- _Exercise directions_: Gather every line that includes the word "的中点连成的线段", please.

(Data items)

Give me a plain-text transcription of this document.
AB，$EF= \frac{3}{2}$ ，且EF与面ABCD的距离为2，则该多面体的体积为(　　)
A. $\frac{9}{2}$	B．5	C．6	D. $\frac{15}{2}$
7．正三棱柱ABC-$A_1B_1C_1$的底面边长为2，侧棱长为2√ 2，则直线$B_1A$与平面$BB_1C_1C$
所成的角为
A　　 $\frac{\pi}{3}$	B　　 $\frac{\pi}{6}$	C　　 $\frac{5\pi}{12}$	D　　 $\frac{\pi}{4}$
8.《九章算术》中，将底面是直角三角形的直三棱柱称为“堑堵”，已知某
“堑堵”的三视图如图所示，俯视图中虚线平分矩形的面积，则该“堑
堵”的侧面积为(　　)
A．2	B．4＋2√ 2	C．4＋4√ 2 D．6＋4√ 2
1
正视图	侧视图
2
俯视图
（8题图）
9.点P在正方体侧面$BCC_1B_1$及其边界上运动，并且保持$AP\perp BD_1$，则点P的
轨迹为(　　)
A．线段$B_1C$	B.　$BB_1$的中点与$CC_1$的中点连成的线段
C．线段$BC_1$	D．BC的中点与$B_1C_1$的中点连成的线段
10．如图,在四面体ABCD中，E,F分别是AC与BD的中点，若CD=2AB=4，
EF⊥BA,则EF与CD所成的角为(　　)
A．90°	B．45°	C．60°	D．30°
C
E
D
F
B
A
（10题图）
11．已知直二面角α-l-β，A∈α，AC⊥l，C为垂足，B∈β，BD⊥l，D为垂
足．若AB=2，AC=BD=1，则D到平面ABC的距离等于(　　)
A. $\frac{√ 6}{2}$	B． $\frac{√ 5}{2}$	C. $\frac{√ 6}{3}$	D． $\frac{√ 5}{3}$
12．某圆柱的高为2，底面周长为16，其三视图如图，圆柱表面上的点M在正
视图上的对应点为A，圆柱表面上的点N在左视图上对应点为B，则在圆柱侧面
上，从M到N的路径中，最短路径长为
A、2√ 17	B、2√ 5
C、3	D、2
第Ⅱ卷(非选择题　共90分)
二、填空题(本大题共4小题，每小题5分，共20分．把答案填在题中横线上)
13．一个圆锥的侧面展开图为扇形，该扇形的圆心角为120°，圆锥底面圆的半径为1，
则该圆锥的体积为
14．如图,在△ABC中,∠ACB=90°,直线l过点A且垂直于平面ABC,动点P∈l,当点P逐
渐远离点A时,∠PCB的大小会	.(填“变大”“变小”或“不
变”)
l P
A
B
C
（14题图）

- _Answer to this exercise_:
A．线段$B_1C$	B.　$BB_1$的中点与$CC_1$的中点连成的线段
C．线段$BC_1$	D．BC的中点与$B_1C_1$的中点连成的线段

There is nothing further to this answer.